- _WHAT NEEDS TO BE DONE_
Show each line from the listing that includes the word "động".

- _ENTRIES_
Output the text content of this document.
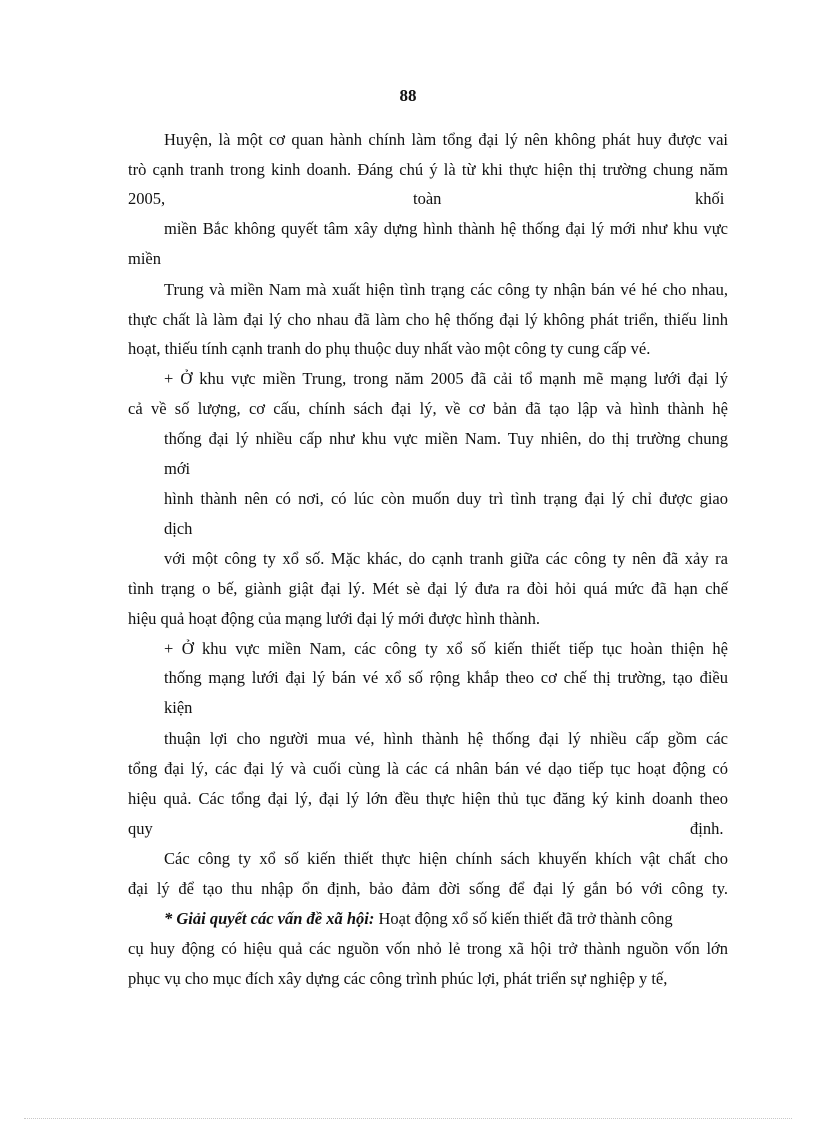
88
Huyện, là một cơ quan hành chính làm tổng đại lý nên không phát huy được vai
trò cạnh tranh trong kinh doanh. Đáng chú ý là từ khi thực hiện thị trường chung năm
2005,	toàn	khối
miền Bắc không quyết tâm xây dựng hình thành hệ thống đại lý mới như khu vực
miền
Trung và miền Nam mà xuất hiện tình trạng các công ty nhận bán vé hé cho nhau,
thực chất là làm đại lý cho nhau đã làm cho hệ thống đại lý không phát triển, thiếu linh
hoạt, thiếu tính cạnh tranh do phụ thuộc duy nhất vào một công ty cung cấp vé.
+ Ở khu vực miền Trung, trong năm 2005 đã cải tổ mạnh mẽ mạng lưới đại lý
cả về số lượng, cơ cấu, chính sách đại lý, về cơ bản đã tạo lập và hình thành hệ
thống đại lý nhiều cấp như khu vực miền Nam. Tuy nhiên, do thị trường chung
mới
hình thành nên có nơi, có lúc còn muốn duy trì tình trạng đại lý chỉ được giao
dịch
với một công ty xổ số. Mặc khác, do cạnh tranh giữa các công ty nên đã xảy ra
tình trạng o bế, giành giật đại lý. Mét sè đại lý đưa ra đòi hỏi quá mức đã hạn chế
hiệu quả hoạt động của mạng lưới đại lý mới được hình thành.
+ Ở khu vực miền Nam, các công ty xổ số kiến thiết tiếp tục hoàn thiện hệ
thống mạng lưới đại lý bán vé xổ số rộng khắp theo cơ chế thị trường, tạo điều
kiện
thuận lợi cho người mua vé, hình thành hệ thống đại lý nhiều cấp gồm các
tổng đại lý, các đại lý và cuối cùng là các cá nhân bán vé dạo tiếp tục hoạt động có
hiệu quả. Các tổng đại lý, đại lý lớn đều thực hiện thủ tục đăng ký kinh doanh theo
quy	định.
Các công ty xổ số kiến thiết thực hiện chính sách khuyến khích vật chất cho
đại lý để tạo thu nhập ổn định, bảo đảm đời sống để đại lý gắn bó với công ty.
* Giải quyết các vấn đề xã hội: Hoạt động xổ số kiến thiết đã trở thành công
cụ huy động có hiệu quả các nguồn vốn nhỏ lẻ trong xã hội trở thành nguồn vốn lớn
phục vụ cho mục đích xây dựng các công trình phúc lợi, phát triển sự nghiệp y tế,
---
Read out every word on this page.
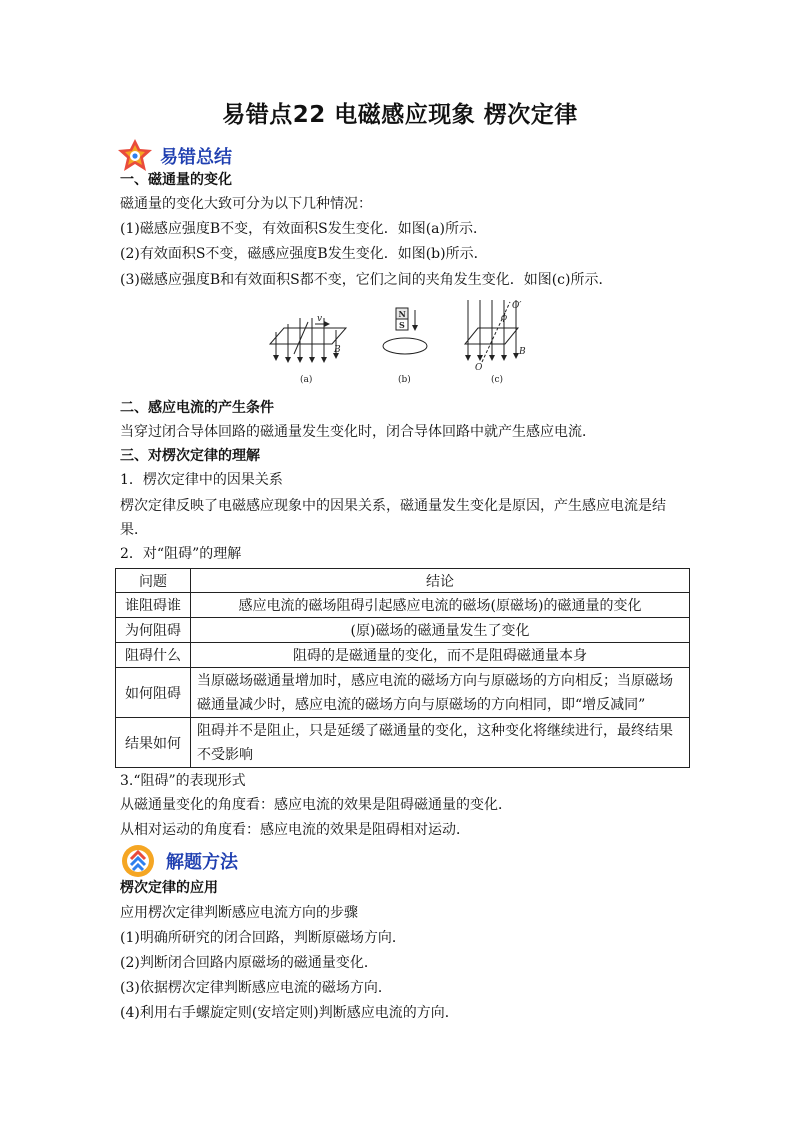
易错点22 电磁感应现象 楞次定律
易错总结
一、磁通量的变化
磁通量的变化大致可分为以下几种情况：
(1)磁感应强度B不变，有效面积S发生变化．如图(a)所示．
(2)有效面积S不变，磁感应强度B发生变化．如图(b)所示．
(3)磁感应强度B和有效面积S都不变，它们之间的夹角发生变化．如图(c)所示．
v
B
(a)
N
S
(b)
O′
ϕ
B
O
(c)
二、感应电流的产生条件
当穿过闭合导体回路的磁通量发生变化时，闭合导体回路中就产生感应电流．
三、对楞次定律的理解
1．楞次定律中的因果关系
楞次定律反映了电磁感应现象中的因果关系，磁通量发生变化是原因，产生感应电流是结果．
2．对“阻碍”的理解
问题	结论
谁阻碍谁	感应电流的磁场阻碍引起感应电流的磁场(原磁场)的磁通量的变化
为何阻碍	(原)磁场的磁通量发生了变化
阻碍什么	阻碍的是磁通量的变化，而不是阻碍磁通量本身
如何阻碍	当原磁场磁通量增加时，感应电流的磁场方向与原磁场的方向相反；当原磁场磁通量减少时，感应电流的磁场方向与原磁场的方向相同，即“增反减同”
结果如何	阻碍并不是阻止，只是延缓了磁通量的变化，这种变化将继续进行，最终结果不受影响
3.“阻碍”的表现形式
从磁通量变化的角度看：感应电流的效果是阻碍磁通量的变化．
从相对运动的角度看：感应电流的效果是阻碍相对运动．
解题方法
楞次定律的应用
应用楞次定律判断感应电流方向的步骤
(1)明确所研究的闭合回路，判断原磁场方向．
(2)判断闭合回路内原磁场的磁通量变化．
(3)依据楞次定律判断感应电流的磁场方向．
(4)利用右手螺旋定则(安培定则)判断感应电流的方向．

- _RESULT_
hiệu quả hoạt động của mạng lưới đại lý mới được hình thành.
tổng đại lý, các đại lý và cuối cùng là các cá nhân bán vé dạo tiếp tục hoạt động có
* Giải quyết các vấn đề xã hội: Hoạt động xổ số kiến thiết đã trở thành công
cụ huy động có hiệu quả các nguồn vốn nhỏ lẻ trong xã hội trở thành nguồn vốn lớn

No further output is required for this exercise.